WHAT YOU ARE ASKED TO DO:
Reproduce all of the data below line for line, changing nothing.

EXTRACTED ENTRIES:
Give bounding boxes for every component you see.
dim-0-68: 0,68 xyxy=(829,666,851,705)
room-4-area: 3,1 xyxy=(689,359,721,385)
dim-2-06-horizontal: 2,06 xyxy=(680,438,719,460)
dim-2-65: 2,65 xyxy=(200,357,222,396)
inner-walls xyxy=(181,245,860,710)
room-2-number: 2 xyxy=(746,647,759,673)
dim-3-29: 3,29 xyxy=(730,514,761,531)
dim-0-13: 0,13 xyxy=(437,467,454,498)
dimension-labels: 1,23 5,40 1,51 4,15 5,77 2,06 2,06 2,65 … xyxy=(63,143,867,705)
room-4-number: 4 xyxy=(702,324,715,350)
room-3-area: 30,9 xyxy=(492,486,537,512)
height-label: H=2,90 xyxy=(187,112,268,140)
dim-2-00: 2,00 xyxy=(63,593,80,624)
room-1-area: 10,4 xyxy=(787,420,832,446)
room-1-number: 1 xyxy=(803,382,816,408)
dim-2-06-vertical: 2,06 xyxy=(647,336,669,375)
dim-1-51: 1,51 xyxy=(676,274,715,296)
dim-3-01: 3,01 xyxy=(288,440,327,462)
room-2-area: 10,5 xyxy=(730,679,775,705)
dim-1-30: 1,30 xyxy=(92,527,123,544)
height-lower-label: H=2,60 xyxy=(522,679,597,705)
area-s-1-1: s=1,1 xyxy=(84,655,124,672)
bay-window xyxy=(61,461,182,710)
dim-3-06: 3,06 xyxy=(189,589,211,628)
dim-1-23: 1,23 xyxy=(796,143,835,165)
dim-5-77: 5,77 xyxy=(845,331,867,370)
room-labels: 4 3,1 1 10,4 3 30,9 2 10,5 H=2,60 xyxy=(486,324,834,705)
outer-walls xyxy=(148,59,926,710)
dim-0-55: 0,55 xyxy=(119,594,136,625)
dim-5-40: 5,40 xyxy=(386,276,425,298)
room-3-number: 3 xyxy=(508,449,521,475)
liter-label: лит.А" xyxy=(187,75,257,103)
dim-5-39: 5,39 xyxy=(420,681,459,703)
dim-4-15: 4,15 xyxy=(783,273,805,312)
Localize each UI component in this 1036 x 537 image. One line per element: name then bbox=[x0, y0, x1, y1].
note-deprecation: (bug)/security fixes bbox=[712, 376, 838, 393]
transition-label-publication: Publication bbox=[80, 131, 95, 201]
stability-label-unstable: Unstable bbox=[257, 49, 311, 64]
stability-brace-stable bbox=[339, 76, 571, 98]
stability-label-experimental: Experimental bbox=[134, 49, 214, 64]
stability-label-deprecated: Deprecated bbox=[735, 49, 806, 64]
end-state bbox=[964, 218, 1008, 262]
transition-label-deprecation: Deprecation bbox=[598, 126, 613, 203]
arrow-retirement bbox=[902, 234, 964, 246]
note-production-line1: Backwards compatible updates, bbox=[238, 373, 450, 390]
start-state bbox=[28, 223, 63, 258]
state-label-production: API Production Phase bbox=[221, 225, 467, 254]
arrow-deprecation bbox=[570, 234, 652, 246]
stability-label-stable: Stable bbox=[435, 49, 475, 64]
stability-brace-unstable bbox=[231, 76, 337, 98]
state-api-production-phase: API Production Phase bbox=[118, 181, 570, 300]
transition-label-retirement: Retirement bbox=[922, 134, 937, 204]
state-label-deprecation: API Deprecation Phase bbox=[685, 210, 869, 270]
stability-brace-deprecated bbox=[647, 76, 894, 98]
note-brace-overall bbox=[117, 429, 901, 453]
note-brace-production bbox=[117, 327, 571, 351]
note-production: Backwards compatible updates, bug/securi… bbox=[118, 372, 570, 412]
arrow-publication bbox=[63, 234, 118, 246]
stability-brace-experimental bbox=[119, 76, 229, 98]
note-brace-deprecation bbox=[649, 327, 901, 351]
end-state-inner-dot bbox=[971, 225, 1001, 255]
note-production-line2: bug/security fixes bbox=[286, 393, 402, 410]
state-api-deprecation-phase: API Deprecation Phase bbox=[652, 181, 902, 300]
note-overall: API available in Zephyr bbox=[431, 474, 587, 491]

TASK RESULT:
Give bounding boxes for every component you see.
dim-0-68: 0,68 xyxy=(829,666,851,705)
room-4-area: 3,1 xyxy=(689,359,721,385)
dim-2-06-horizontal: 2,06 xyxy=(680,438,719,460)
dim-2-65: 2,65 xyxy=(200,357,222,396)
inner-walls xyxy=(181,245,860,710)
room-2-number: 2 xyxy=(746,647,759,673)
dim-3-29: 3,29 xyxy=(730,514,761,531)
dim-0-13: 0,13 xyxy=(437,467,454,498)
dimension-labels: 1,23 5,40 1,51 4,15 5,77 2,06 2,06 2,65 … xyxy=(63,143,867,705)
room-4-number: 4 xyxy=(702,324,715,350)
room-3-area: 30,9 xyxy=(492,486,537,512)
height-label: H=2,90 xyxy=(187,112,268,140)
dim-2-00: 2,00 xyxy=(63,593,80,624)
room-1-area: 10,4 xyxy=(787,420,832,446)
room-1-number: 1 xyxy=(803,382,816,408)
dim-2-06-vertical: 2,06 xyxy=(647,336,669,375)
dim-1-51: 1,51 xyxy=(676,274,715,296)
dim-3-01: 3,01 xyxy=(288,440,327,462)
room-2-area: 10,5 xyxy=(730,679,775,705)
dim-1-30: 1,30 xyxy=(92,527,123,544)
height-lower-label: H=2,60 xyxy=(522,679,597,705)
area-s-1-1: s=1,1 xyxy=(84,655,124,672)
bay-window xyxy=(61,461,182,710)
dim-3-06: 3,06 xyxy=(189,589,211,628)
dim-1-23: 1,23 xyxy=(796,143,835,165)
dim-5-77: 5,77 xyxy=(845,331,867,370)
room-labels: 4 3,1 1 10,4 3 30,9 2 10,5 H=2,60 xyxy=(486,324,834,705)
outer-walls xyxy=(148,59,926,710)
dim-0-55: 0,55 xyxy=(119,594,136,625)
dim-5-40: 5,40 xyxy=(386,276,425,298)
room-3-number: 3 xyxy=(508,449,521,475)
liter-label: лит.А" xyxy=(187,75,257,103)
dim-5-39: 5,39 xyxy=(420,681,459,703)
dim-4-15: 4,15 xyxy=(783,273,805,312)
Localize each UI component in this 1036 x 537 image. One line per element: name then bbox=[x0, y0, x1, y1].
note-deprecation: (bug)/security fixes bbox=[712, 376, 838, 393]
transition-label-publication: Publication bbox=[80, 131, 95, 201]
stability-label-unstable: Unstable bbox=[257, 49, 311, 64]
stability-brace-stable bbox=[339, 76, 571, 98]
stability-label-experimental: Experimental bbox=[134, 49, 214, 64]
stability-label-deprecated: Deprecated bbox=[735, 49, 806, 64]
end-state bbox=[964, 218, 1008, 262]
transition-label-deprecation: Deprecation bbox=[598, 126, 613, 203]
arrow-retirement bbox=[902, 234, 964, 246]
note-production-line1: Backwards compatible updates, bbox=[238, 373, 450, 390]
start-state bbox=[28, 223, 63, 258]
state-label-production: API Production Phase bbox=[221, 225, 467, 254]
arrow-deprecation bbox=[570, 234, 652, 246]
stability-label-stable: Stable bbox=[435, 49, 475, 64]
stability-brace-unstable bbox=[231, 76, 337, 98]
state-api-production-phase: API Production Phase bbox=[118, 181, 570, 300]
transition-label-retirement: Retirement bbox=[922, 134, 937, 204]
state-label-deprecation: API Deprecation Phase bbox=[685, 210, 869, 270]
stability-brace-deprecated bbox=[647, 76, 894, 98]
note-brace-overall bbox=[117, 429, 901, 453]
note-brace-production bbox=[117, 327, 571, 351]
note-production: Backwards compatible updates, bug/securi… bbox=[118, 372, 570, 412]
arrow-publication bbox=[63, 234, 118, 246]
stability-brace-experimental bbox=[119, 76, 229, 98]
note-brace-deprecation bbox=[649, 327, 901, 351]
end-state-inner-dot bbox=[971, 225, 1001, 255]
note-production-line2: bug/security fixes bbox=[286, 393, 402, 410]
state-api-deprecation-phase: API Deprecation Phase bbox=[652, 181, 902, 300]
note-overall: API available in Zephyr bbox=[431, 474, 587, 491]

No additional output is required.